DIRECTIONS FOR THIS TASK
Go through the records and show each line where the word "marker" occurs.

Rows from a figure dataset
....

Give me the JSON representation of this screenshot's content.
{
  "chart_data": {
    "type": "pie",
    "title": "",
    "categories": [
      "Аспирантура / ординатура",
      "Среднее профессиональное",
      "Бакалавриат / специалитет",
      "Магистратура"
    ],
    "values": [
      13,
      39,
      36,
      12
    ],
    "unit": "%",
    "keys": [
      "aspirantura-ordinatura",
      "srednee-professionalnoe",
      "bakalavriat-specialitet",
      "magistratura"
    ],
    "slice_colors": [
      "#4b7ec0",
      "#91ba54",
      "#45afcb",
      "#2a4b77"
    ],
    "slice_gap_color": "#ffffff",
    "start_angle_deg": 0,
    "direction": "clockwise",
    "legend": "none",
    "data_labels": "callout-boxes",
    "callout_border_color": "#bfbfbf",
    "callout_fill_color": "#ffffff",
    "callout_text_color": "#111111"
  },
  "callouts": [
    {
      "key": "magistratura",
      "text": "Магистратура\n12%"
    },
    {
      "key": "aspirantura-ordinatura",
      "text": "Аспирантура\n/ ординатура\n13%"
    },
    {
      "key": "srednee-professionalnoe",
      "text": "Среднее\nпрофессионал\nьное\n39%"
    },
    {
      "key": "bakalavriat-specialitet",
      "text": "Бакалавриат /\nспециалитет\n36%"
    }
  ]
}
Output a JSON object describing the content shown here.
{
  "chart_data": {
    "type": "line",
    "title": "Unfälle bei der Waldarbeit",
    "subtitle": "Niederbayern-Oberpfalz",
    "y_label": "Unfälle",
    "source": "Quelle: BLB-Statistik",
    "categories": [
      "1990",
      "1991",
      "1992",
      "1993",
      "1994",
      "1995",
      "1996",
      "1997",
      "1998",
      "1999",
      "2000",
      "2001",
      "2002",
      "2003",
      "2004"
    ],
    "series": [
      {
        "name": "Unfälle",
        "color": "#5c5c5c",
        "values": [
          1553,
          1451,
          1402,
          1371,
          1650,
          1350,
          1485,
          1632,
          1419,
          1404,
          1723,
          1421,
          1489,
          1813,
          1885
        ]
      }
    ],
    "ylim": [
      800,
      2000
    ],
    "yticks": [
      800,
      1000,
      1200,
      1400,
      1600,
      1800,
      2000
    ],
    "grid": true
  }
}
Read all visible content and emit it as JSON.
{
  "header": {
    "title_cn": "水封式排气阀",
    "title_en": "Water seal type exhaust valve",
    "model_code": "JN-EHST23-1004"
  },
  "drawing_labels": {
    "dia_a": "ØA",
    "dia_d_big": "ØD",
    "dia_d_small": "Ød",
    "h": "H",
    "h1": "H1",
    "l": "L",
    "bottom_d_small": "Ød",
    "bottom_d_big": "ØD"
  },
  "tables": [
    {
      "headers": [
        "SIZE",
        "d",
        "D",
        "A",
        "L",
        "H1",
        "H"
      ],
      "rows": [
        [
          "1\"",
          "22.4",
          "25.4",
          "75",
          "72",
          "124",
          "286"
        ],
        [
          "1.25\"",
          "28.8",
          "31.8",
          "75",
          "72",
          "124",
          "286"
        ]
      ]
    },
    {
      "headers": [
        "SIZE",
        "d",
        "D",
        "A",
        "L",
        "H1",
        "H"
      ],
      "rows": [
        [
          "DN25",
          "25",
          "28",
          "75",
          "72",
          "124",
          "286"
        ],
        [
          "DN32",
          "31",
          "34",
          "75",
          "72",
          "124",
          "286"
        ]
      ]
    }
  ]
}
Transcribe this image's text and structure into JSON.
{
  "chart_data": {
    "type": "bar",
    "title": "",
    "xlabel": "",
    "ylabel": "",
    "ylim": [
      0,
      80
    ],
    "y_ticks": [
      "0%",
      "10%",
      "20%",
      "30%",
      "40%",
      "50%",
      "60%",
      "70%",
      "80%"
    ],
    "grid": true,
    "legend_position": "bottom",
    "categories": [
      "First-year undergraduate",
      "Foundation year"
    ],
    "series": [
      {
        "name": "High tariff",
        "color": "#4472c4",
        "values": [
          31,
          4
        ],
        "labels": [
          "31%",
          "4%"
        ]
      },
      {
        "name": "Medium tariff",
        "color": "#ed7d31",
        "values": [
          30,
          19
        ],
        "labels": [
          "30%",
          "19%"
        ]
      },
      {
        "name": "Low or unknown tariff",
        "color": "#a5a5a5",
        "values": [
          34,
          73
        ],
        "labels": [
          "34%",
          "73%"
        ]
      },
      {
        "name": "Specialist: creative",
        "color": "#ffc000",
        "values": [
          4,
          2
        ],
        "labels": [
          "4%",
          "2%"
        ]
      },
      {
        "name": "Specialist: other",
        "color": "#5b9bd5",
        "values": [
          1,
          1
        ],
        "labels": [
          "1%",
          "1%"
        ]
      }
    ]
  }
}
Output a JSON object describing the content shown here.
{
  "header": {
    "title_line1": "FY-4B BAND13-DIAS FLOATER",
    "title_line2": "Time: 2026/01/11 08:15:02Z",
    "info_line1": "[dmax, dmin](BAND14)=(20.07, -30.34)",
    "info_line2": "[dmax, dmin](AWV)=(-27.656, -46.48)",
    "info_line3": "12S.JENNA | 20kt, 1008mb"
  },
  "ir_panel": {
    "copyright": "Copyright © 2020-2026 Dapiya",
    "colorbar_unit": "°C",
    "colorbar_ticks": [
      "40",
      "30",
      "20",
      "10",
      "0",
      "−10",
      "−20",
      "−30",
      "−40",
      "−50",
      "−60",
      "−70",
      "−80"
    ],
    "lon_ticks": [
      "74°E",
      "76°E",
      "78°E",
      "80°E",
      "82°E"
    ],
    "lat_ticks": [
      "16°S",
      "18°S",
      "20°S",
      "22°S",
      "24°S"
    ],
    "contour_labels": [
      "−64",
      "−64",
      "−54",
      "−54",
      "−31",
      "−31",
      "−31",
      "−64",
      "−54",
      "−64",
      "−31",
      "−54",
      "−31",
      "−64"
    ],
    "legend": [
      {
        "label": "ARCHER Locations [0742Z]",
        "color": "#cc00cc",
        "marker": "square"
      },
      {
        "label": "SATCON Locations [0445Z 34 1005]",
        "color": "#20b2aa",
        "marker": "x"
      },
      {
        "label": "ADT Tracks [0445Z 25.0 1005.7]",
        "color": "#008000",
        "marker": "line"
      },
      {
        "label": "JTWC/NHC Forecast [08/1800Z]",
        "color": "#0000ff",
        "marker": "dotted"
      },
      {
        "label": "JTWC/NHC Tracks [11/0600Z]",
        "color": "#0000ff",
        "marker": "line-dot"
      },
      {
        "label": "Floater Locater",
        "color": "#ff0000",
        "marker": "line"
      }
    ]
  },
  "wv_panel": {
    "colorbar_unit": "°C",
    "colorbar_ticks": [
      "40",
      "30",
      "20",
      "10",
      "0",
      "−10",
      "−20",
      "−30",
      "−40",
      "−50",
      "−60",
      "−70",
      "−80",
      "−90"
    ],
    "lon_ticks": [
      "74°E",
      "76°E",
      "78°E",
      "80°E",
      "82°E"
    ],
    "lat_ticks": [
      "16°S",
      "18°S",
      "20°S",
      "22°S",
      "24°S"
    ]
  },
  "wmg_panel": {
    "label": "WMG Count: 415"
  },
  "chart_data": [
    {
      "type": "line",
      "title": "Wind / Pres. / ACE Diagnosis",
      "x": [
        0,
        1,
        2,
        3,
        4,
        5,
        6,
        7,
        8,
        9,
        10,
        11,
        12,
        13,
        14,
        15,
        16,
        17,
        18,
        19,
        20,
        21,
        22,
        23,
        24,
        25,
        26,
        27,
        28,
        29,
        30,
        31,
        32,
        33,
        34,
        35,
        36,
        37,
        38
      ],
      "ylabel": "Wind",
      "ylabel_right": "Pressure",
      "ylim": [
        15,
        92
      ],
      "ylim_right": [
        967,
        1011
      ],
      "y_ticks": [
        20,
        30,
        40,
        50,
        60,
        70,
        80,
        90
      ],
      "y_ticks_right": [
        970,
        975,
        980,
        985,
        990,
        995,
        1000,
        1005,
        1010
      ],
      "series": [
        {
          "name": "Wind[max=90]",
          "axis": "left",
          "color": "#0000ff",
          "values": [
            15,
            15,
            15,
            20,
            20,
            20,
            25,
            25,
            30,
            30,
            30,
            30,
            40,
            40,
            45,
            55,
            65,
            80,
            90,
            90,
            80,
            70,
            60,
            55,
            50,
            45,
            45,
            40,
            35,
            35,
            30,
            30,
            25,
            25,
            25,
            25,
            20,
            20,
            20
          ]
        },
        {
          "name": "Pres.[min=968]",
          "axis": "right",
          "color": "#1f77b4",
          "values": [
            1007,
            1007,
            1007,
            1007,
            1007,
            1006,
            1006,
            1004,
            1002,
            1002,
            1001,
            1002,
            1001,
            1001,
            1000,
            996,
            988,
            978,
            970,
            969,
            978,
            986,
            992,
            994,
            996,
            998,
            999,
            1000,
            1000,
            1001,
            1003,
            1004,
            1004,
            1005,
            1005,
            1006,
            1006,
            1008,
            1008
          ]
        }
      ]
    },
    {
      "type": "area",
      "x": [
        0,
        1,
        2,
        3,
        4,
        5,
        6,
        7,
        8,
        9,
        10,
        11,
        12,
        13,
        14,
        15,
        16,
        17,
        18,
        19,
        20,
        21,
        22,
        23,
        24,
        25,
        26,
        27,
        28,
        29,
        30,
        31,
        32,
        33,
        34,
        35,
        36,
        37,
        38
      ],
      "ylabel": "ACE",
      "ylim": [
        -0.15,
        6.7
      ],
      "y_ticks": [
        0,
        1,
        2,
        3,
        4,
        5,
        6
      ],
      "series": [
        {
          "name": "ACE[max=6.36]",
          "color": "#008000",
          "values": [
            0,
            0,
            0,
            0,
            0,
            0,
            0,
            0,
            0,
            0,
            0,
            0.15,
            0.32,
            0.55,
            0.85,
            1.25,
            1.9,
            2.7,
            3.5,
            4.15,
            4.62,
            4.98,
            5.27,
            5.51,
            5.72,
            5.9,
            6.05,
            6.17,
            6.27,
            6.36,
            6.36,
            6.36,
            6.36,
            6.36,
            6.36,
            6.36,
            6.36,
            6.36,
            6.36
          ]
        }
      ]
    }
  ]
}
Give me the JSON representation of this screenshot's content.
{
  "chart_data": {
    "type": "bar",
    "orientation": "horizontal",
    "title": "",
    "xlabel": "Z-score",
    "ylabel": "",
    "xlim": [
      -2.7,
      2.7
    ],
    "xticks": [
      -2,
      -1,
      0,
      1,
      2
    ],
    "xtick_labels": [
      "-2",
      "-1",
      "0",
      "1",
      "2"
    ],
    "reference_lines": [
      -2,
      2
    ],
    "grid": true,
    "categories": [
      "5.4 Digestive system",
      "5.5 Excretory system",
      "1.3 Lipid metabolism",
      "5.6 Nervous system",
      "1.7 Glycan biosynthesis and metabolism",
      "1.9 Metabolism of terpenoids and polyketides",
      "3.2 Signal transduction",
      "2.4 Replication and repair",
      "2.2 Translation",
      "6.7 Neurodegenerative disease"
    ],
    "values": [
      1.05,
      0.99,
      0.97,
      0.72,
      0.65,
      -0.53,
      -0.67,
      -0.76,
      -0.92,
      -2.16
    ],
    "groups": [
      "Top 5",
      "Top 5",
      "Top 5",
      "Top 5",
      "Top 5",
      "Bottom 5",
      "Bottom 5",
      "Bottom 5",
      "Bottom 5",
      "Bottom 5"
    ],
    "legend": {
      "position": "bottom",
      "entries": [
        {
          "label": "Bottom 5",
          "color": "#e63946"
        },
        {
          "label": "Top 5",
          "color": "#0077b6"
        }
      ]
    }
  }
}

....

EXPECTED OUTPUT
        "marker": "square"
        "marker": "x"
        "marker": "line"
        "marker": "dotted"
        "marker": "line-dot"
        "marker": "line"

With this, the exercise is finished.